═════ EXERCISE MATERIAL ═════
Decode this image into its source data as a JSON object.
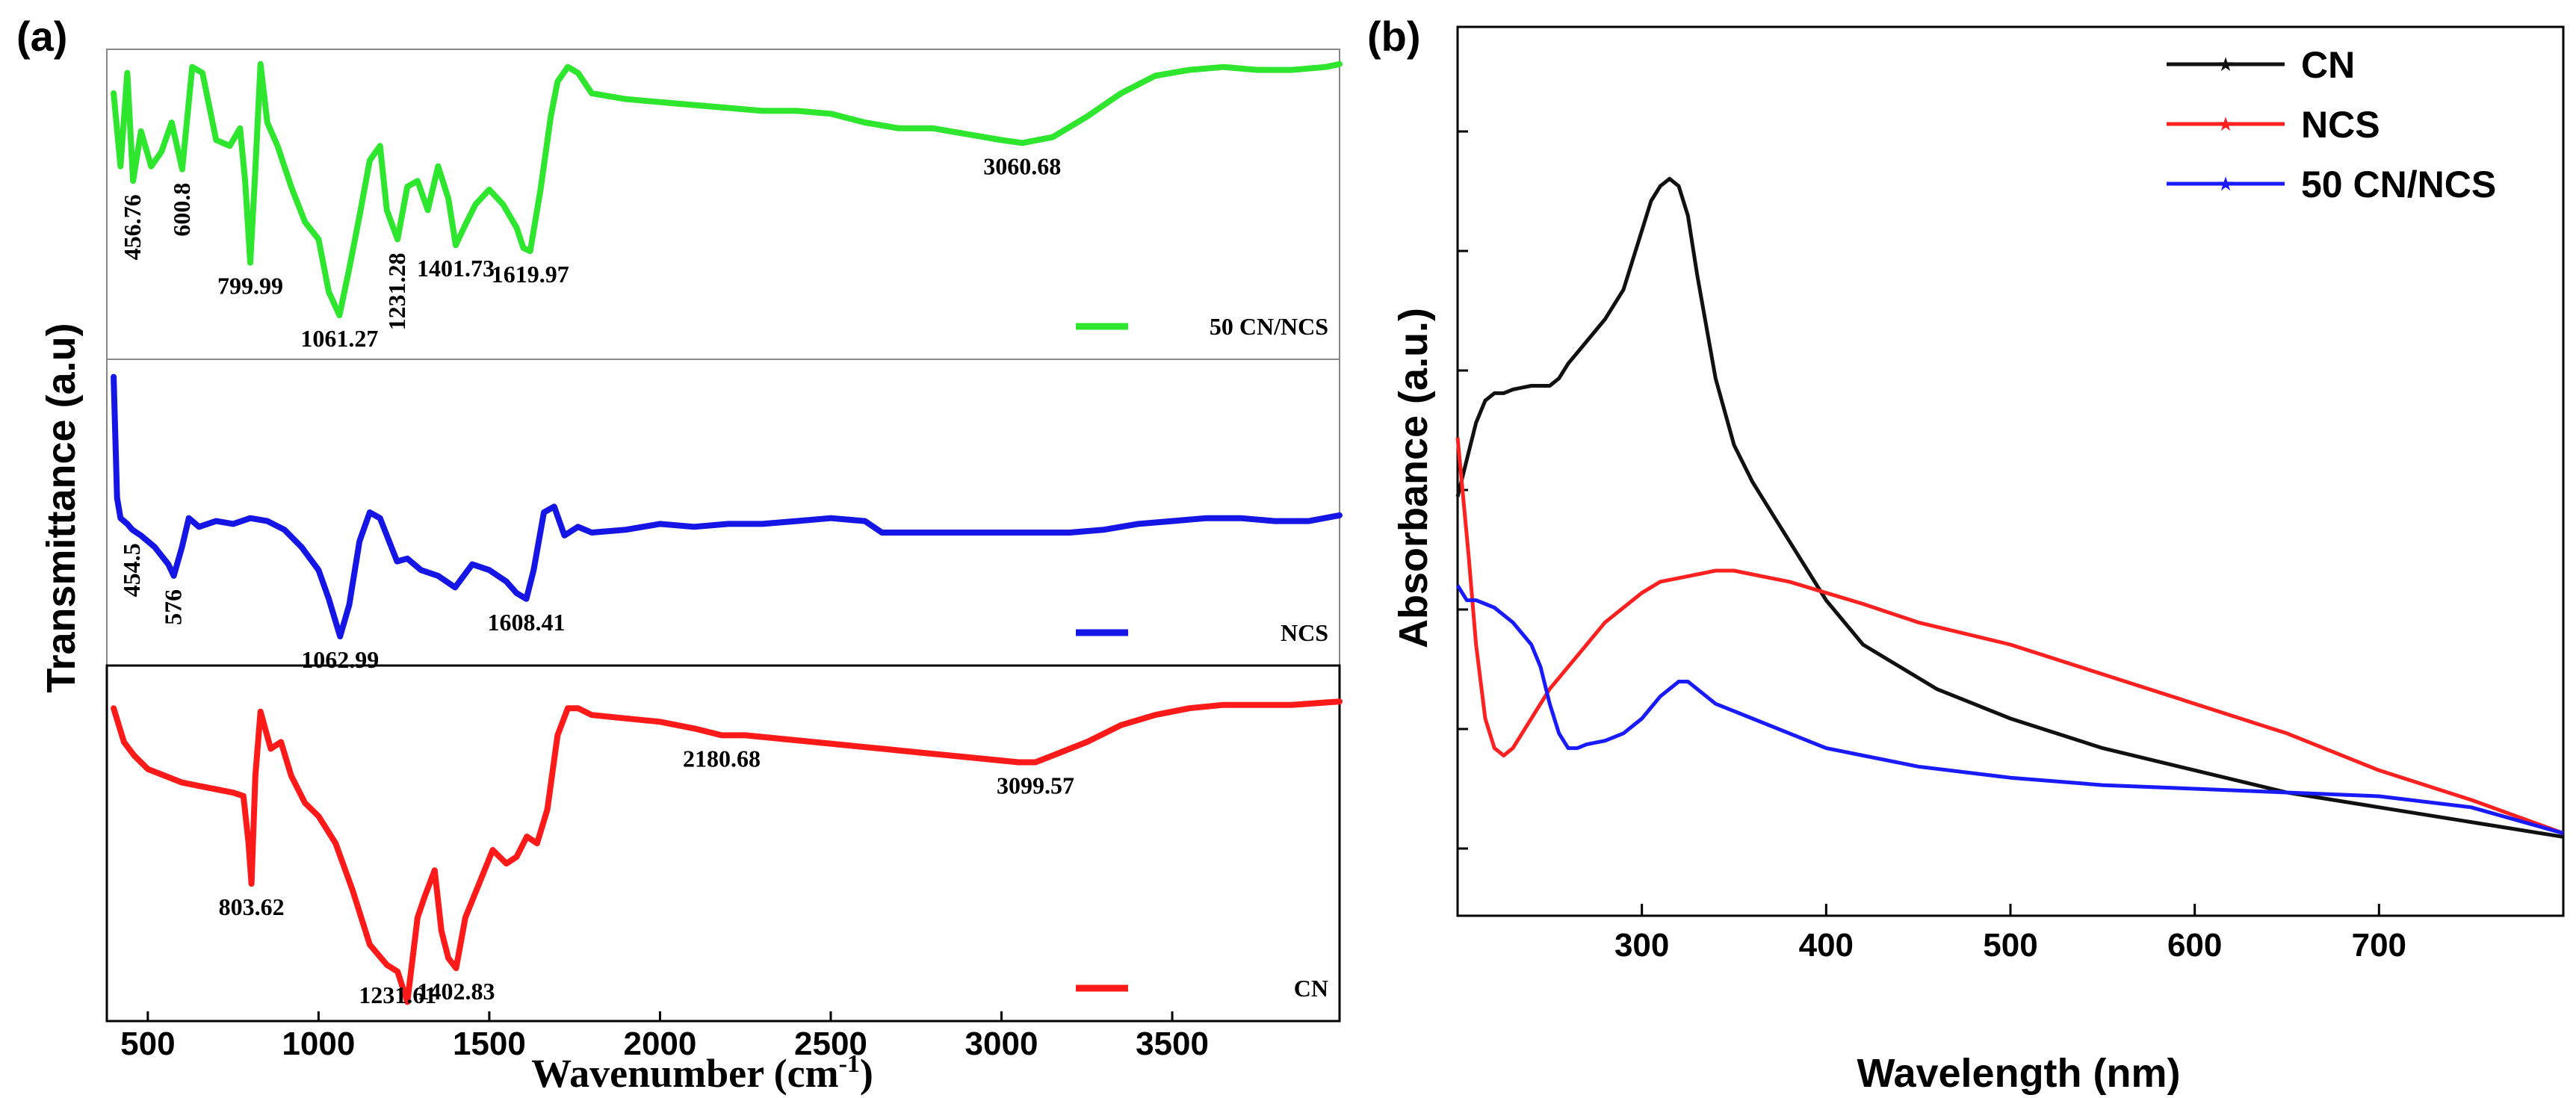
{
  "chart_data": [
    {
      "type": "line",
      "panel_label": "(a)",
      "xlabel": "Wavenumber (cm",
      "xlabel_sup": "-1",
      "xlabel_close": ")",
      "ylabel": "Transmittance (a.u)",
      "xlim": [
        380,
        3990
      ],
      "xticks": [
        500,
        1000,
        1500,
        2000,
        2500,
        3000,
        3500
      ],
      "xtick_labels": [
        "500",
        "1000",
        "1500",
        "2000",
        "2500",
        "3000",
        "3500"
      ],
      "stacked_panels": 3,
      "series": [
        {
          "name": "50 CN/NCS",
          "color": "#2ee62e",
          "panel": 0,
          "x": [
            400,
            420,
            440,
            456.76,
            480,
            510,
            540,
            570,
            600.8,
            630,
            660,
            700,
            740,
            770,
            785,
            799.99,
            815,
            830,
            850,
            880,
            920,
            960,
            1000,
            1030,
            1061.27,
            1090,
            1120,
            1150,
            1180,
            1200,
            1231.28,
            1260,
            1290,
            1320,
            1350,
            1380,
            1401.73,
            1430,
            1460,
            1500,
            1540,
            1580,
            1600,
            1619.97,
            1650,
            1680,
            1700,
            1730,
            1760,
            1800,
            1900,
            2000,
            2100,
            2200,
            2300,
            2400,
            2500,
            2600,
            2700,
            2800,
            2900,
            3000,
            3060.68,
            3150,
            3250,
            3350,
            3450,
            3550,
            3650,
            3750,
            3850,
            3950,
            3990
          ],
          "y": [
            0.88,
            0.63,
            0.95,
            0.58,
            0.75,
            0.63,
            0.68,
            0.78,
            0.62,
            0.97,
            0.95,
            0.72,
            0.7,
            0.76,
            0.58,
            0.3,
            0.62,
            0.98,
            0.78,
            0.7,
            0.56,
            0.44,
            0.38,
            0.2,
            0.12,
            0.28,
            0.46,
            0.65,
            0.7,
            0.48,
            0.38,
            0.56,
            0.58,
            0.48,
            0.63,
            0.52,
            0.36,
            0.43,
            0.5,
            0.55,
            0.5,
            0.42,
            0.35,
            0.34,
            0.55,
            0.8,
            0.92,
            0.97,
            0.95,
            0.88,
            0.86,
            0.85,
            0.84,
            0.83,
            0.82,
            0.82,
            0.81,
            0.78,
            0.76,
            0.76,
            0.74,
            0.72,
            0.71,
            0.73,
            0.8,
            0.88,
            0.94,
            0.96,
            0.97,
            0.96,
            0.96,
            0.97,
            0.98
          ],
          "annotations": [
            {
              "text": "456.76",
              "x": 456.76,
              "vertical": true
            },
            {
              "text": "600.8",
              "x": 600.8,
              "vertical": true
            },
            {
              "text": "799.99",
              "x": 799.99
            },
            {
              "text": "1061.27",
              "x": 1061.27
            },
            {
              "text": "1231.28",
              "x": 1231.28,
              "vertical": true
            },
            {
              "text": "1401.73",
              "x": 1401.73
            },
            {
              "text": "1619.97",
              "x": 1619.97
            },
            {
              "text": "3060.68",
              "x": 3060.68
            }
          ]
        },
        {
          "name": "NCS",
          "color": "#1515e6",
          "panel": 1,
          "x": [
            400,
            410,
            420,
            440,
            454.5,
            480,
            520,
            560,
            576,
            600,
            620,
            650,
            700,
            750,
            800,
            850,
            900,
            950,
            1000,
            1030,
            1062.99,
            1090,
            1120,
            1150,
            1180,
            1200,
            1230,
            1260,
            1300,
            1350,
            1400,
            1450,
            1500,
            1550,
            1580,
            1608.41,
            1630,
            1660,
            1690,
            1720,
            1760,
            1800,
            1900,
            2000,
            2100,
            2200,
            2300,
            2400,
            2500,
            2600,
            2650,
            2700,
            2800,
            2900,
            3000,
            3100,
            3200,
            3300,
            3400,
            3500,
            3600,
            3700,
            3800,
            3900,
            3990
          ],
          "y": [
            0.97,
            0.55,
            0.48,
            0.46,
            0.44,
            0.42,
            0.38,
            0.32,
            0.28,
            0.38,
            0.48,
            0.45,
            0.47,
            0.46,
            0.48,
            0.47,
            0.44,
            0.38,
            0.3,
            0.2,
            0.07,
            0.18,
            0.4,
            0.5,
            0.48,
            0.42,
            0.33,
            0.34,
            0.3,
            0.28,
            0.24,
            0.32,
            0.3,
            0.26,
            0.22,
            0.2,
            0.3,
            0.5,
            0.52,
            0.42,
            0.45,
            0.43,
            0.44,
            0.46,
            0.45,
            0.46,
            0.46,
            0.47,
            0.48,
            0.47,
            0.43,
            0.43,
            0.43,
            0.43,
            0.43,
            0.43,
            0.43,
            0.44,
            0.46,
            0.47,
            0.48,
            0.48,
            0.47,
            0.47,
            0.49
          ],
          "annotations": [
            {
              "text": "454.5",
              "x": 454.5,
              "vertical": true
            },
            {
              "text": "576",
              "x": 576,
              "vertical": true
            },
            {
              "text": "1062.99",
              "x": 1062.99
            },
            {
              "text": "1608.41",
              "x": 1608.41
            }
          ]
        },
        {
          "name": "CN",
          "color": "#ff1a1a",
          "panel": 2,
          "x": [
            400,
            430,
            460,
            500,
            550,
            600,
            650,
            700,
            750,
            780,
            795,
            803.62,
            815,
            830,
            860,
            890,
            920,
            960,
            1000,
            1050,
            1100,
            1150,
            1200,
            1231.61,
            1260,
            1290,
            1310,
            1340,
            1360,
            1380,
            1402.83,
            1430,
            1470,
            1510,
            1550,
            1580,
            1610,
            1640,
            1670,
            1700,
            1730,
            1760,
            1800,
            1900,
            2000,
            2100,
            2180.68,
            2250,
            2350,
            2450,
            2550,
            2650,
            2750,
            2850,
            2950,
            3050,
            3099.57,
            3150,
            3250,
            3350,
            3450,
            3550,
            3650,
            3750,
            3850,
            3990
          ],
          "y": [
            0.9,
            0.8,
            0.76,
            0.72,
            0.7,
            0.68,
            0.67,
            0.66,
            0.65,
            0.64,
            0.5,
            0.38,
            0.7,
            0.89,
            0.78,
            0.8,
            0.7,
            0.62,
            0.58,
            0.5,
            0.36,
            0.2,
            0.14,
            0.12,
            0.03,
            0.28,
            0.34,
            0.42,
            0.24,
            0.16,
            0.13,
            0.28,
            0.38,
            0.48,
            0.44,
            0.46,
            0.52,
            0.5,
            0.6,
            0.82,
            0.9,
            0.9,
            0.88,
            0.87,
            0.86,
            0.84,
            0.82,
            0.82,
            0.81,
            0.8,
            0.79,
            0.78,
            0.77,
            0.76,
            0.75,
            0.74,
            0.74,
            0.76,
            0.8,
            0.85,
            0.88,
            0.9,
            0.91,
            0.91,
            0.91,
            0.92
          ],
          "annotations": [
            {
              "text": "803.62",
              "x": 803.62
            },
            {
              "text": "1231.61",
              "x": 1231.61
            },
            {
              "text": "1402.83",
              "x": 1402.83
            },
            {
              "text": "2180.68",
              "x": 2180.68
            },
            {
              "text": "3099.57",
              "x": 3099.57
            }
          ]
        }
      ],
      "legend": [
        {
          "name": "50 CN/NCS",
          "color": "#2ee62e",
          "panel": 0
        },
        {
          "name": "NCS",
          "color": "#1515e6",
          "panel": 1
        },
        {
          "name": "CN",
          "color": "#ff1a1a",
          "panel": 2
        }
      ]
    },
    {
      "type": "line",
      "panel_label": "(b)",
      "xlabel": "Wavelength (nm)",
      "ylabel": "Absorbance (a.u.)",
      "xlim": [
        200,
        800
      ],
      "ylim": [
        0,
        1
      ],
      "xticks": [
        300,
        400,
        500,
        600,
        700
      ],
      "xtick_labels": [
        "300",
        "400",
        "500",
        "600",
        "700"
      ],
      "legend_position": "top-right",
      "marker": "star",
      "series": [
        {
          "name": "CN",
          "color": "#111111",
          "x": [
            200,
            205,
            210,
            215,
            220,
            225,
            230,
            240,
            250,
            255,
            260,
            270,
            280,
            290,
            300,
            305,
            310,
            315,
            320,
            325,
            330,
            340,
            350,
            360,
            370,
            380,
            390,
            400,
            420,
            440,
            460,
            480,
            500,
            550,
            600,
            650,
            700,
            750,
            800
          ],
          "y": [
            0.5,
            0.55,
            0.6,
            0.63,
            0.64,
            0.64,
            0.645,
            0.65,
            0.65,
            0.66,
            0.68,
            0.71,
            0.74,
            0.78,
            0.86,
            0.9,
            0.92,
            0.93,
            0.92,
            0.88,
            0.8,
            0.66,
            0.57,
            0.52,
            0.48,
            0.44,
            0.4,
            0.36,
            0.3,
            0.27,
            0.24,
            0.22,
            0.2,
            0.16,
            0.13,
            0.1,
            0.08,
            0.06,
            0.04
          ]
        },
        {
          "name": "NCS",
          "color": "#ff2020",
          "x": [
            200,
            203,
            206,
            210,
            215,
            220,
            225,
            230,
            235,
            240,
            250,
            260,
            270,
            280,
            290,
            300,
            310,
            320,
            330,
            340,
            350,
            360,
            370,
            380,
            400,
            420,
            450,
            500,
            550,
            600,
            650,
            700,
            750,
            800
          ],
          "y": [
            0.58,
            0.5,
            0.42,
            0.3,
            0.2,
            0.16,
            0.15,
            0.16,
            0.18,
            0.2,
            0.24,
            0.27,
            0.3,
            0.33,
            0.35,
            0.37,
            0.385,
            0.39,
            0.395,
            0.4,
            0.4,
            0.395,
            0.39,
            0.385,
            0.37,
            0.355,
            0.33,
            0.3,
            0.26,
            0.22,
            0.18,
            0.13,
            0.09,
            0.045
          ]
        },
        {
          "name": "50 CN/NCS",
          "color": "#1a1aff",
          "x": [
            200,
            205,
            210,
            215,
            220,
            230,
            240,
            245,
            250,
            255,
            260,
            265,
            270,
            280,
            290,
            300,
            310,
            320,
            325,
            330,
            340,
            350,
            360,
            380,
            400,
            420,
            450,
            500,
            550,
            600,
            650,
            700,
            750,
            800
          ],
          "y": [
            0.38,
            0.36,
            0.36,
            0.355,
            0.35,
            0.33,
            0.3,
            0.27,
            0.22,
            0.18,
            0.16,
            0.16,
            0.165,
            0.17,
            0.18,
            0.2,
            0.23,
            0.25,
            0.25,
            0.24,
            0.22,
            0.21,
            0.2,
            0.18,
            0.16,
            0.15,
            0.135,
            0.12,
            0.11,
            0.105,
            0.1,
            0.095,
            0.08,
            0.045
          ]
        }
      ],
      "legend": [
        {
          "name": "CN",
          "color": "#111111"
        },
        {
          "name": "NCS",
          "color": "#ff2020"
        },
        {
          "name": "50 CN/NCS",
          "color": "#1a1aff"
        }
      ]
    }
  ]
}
═════
▶ [WHAT YOU ARE ASKED TO DO]: Go through the listing above and pull out each line containing the word "ylabel".

▶ [OUTPUT FOR THIS TASK]:
      "ylabel": "Transmittance (a.u)",
      "ylabel": "Absorbance (a.u.)",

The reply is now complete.